▶ **Task directions**:
Check every line below for the word "tests" and copy the ones that have it.

▶ **Figure contents as structured data**:
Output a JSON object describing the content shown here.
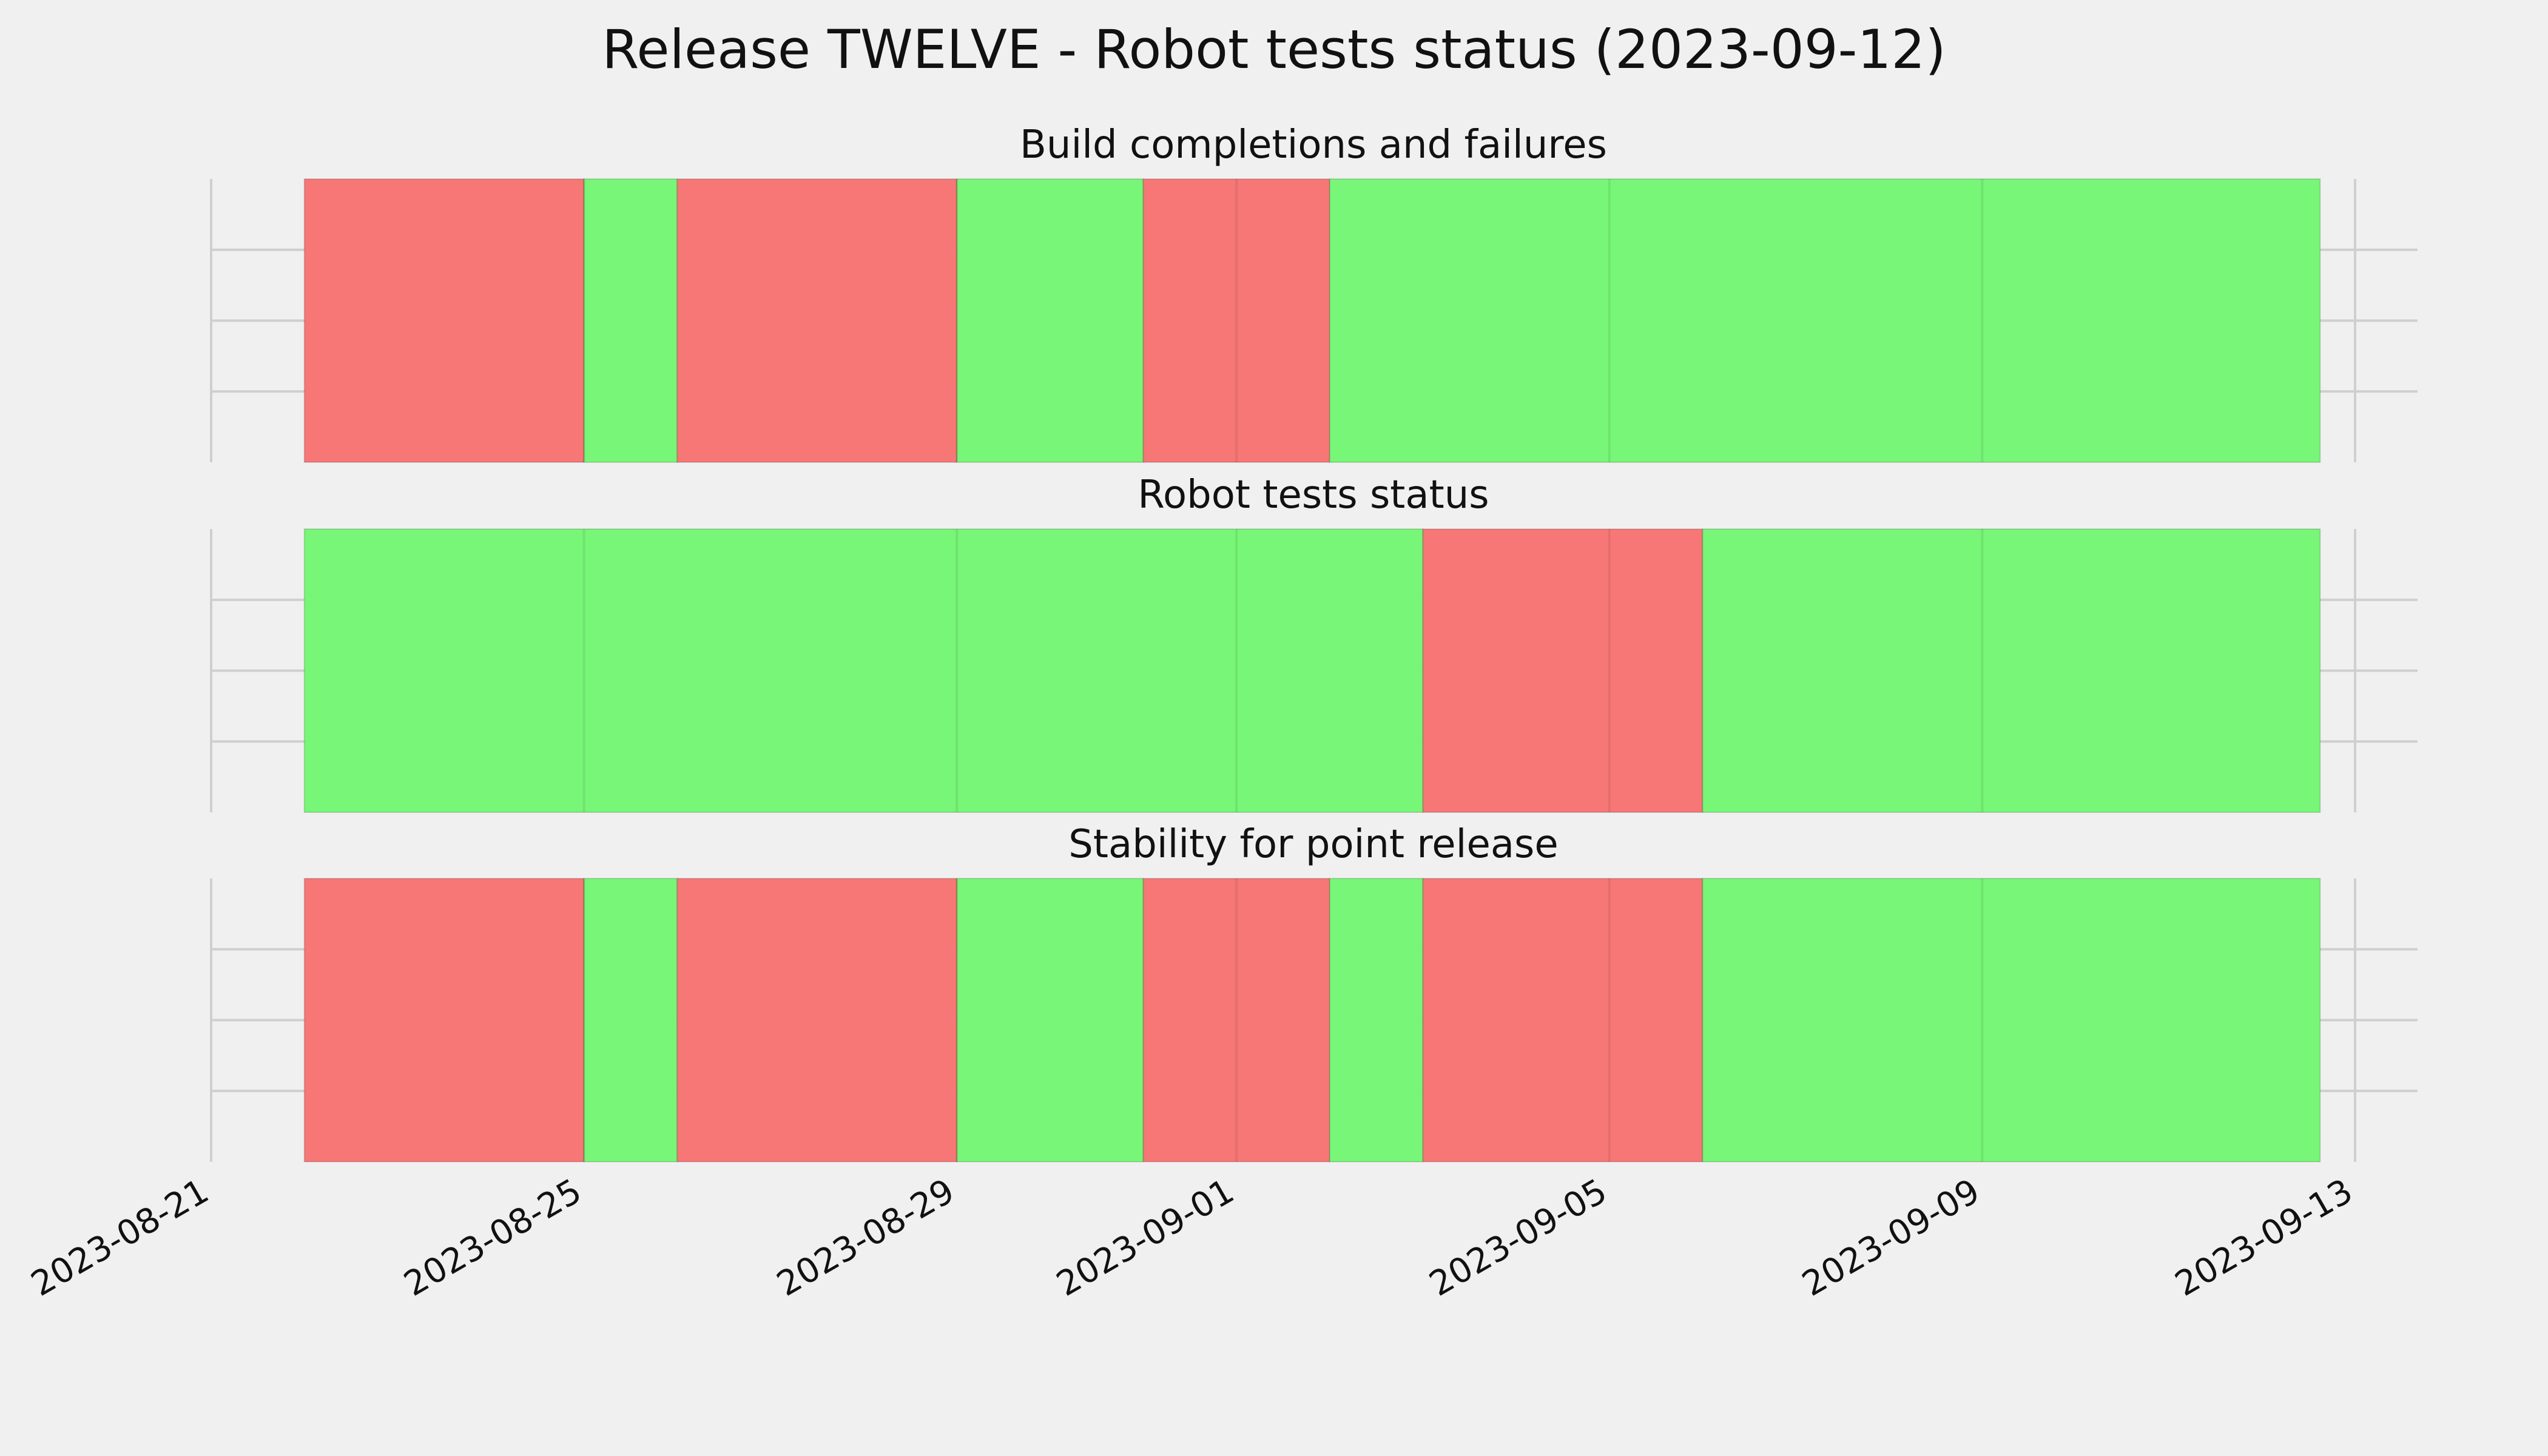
{
  "chart_data": {
    "type": "timeline",
    "title": "Release TWELVE - Robot tests status (2023-09-12)",
    "colors": {
      "pass": "#77f677",
      "fail": "#f77777",
      "background": "#f0f0f0",
      "grid": "#cfcfcf"
    },
    "x_ticks": [
      "2023-08-21",
      "2023-08-25",
      "2023-08-29",
      "2023-09-01",
      "2023-09-05",
      "2023-09-09",
      "2023-09-13"
    ],
    "grid": true,
    "panels": [
      {
        "title": "Build completions and failures",
        "segments": [
          {
            "start": "2023-08-22",
            "end": "2023-08-25",
            "status": "fail"
          },
          {
            "start": "2023-08-25",
            "end": "2023-08-26",
            "status": "pass"
          },
          {
            "start": "2023-08-26",
            "end": "2023-08-29",
            "status": "fail"
          },
          {
            "start": "2023-08-29",
            "end": "2023-08-31",
            "status": "pass"
          },
          {
            "start": "2023-08-31",
            "end": "2023-09-02",
            "status": "fail"
          },
          {
            "start": "2023-09-02",
            "end": "2023-09-12 15:00",
            "status": "pass"
          }
        ]
      },
      {
        "title": "Robot tests status",
        "segments": [
          {
            "start": "2023-08-22",
            "end": "2023-09-03",
            "status": "pass"
          },
          {
            "start": "2023-09-03",
            "end": "2023-09-06",
            "status": "fail"
          },
          {
            "start": "2023-09-06",
            "end": "2023-09-12 15:00",
            "status": "pass"
          }
        ]
      },
      {
        "title": "Stability for point release",
        "segments": [
          {
            "start": "2023-08-22",
            "end": "2023-08-25",
            "status": "fail"
          },
          {
            "start": "2023-08-25",
            "end": "2023-08-26",
            "status": "pass"
          },
          {
            "start": "2023-08-26",
            "end": "2023-08-29",
            "status": "fail"
          },
          {
            "start": "2023-08-29",
            "end": "2023-08-31",
            "status": "pass"
          },
          {
            "start": "2023-08-31",
            "end": "2023-09-02",
            "status": "fail"
          },
          {
            "start": "2023-09-02",
            "end": "2023-09-03",
            "status": "pass"
          },
          {
            "start": "2023-09-03",
            "end": "2023-09-06",
            "status": "fail"
          },
          {
            "start": "2023-09-06",
            "end": "2023-09-12 15:00",
            "status": "pass"
          }
        ]
      }
    ]
  }
}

▶ **Output for this task**:
    "title": "Release TWELVE - Robot tests status (2023-09-12)",
        "title": "Robot tests status",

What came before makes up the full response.